%%

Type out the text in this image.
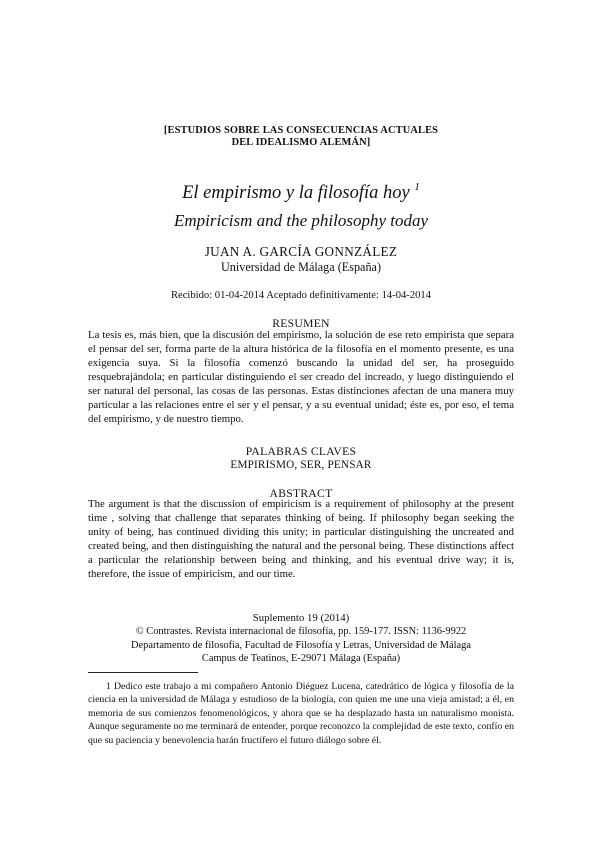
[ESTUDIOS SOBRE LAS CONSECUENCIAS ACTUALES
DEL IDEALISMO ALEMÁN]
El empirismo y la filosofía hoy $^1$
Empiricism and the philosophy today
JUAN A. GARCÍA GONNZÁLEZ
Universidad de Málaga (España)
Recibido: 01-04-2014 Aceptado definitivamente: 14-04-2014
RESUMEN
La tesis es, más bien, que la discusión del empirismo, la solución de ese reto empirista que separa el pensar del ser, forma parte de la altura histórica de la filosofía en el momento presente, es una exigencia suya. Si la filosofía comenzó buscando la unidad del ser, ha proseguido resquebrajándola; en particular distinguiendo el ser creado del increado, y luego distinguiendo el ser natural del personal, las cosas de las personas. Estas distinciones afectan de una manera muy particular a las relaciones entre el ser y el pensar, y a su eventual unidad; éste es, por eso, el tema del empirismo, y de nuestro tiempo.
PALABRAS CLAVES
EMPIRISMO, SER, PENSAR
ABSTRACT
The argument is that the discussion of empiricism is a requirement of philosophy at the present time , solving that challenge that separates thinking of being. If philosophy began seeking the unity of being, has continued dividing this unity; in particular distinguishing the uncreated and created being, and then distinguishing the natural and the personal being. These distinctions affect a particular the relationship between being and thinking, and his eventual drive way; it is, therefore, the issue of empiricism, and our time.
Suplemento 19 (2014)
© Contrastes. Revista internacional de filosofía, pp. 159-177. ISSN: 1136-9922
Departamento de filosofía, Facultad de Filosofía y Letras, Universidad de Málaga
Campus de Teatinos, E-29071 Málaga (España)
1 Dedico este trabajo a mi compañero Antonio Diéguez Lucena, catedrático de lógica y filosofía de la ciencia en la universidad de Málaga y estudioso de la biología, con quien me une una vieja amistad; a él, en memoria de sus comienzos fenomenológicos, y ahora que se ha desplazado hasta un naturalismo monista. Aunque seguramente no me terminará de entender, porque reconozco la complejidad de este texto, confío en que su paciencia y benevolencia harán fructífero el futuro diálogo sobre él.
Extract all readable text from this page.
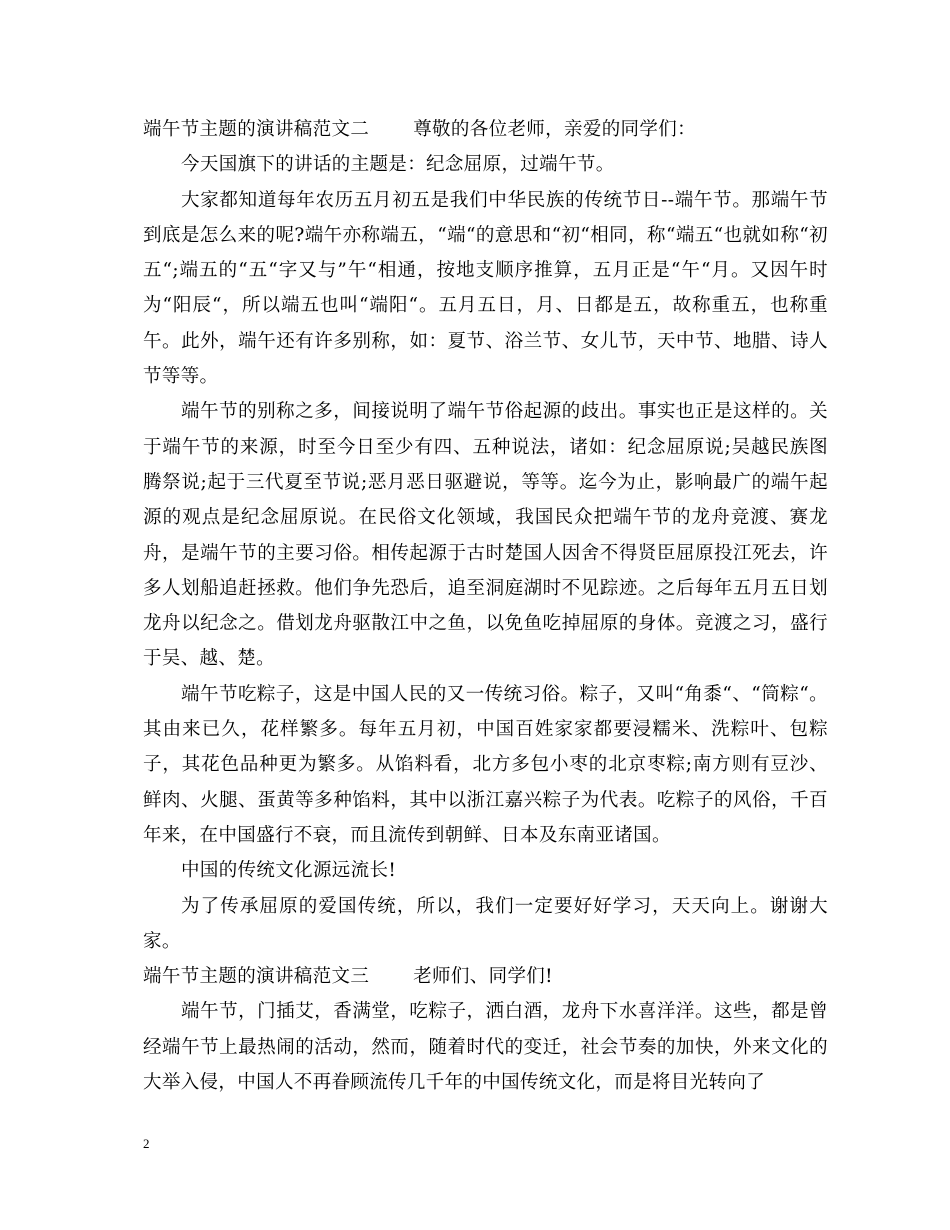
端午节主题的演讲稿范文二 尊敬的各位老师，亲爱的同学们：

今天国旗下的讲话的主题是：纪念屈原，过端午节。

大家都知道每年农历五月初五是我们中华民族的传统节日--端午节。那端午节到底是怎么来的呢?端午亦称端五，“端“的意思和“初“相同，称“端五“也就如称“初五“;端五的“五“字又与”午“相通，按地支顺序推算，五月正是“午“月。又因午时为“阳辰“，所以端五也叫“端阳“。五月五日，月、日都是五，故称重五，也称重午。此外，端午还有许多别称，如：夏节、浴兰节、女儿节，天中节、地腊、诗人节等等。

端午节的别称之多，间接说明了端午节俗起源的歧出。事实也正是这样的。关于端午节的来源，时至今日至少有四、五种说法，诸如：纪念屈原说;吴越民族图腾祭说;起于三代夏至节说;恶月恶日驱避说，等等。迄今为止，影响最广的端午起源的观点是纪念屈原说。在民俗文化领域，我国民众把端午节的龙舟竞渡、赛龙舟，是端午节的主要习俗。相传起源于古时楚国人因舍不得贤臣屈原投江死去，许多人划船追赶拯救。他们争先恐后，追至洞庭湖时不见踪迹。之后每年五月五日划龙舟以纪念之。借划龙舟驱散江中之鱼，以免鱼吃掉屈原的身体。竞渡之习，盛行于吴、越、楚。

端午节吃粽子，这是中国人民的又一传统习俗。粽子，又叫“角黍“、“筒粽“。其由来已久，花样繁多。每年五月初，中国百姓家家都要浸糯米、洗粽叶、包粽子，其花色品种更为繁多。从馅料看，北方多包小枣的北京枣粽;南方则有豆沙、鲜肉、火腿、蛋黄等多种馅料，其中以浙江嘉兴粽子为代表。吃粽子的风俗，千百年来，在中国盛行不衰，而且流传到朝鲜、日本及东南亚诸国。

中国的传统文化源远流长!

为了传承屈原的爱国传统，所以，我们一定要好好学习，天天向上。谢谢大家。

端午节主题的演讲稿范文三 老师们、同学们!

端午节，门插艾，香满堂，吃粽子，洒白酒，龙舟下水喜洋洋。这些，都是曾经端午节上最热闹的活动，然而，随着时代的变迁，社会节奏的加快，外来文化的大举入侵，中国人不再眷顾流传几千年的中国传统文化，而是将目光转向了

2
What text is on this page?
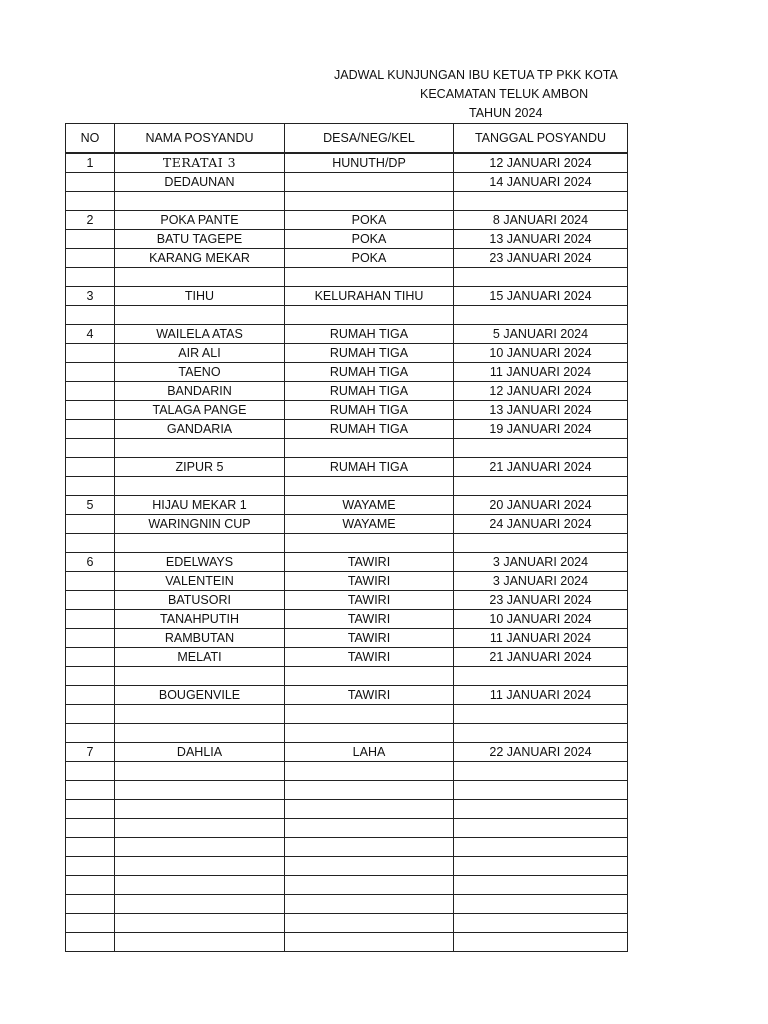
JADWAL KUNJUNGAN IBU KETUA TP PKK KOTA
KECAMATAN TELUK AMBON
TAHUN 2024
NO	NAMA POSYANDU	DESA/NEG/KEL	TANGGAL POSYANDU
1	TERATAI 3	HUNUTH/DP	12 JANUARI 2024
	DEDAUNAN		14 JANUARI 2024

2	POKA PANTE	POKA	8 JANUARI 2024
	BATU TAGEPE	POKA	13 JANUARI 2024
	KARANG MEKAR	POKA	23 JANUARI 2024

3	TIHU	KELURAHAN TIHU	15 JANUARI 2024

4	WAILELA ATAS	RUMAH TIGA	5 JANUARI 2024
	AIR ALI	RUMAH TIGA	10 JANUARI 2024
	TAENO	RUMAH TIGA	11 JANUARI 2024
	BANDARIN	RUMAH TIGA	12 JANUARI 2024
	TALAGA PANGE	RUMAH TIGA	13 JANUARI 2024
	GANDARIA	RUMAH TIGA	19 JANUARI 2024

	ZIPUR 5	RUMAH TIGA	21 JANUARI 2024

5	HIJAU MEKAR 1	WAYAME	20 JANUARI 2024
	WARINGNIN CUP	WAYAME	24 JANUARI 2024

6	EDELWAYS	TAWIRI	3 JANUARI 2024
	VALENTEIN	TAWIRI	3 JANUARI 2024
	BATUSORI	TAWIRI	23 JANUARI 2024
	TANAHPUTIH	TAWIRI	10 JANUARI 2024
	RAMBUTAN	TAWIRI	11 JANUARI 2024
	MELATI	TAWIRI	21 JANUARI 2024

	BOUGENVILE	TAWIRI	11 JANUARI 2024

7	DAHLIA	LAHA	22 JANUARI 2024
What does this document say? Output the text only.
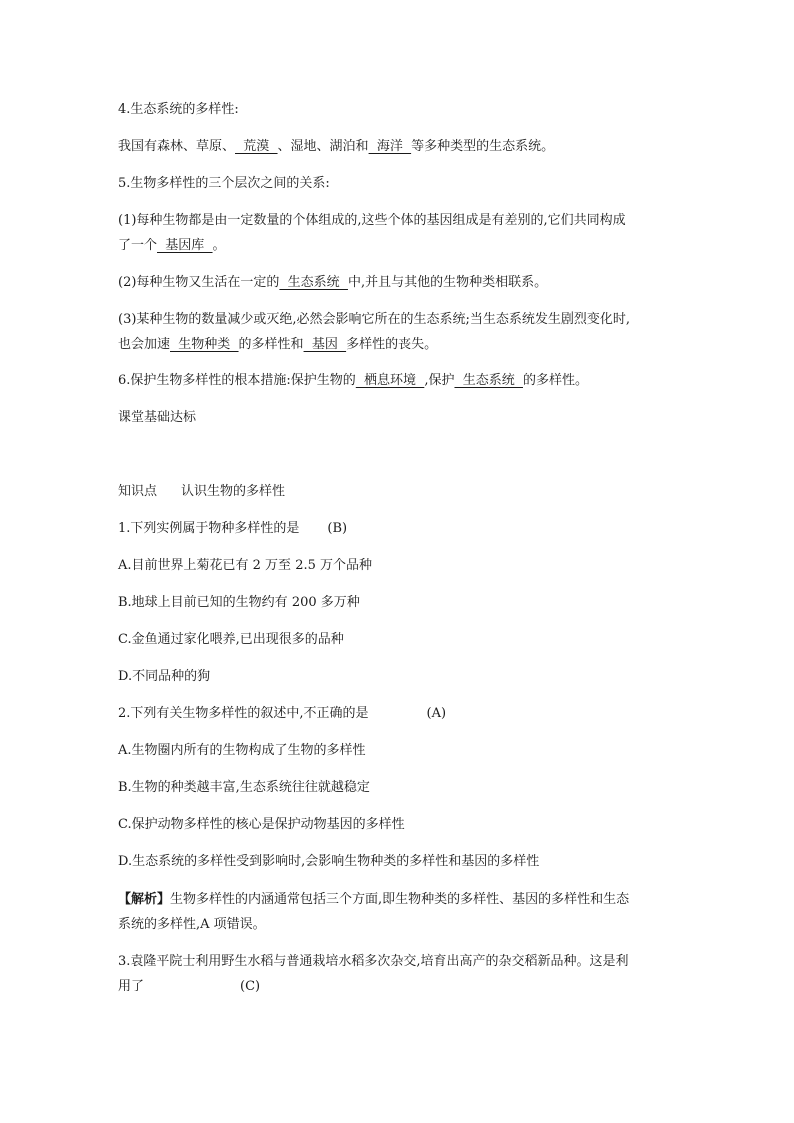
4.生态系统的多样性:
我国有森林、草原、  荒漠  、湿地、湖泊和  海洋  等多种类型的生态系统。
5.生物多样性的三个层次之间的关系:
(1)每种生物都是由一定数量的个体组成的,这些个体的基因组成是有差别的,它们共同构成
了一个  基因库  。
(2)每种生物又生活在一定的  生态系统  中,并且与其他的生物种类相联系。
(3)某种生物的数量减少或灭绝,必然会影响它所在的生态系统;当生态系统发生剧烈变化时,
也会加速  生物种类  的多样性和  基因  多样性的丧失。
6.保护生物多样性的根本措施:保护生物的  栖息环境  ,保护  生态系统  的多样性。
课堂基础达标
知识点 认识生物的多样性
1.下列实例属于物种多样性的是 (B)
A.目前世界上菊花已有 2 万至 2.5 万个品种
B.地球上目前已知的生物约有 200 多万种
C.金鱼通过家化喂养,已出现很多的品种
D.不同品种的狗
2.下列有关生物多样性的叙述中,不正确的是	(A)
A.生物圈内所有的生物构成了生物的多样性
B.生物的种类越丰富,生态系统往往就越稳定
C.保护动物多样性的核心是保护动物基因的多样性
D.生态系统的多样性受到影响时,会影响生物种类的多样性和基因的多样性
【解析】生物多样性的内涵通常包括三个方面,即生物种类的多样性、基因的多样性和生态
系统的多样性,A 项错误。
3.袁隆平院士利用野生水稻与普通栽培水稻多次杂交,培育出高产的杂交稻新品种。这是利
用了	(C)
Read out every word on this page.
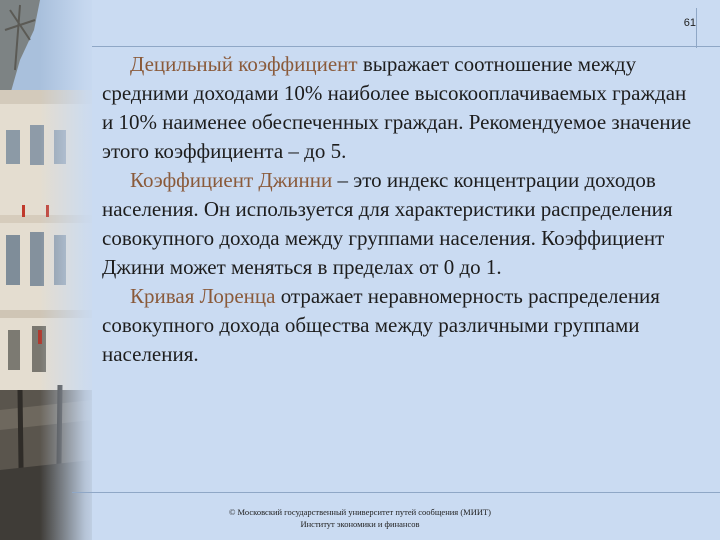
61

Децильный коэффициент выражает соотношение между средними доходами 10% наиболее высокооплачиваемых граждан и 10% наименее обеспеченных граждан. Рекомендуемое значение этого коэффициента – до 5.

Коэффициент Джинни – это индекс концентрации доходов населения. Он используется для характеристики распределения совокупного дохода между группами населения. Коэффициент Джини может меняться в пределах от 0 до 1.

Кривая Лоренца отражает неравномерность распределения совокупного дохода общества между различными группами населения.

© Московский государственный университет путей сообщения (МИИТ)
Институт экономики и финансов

%%

## Required work:
Identify the lines that hold the word "España". Copy every one of them.

## Task solution:
Universidad de Málaga (España)
Campus de Teatinos, E-29071 Málaga (España)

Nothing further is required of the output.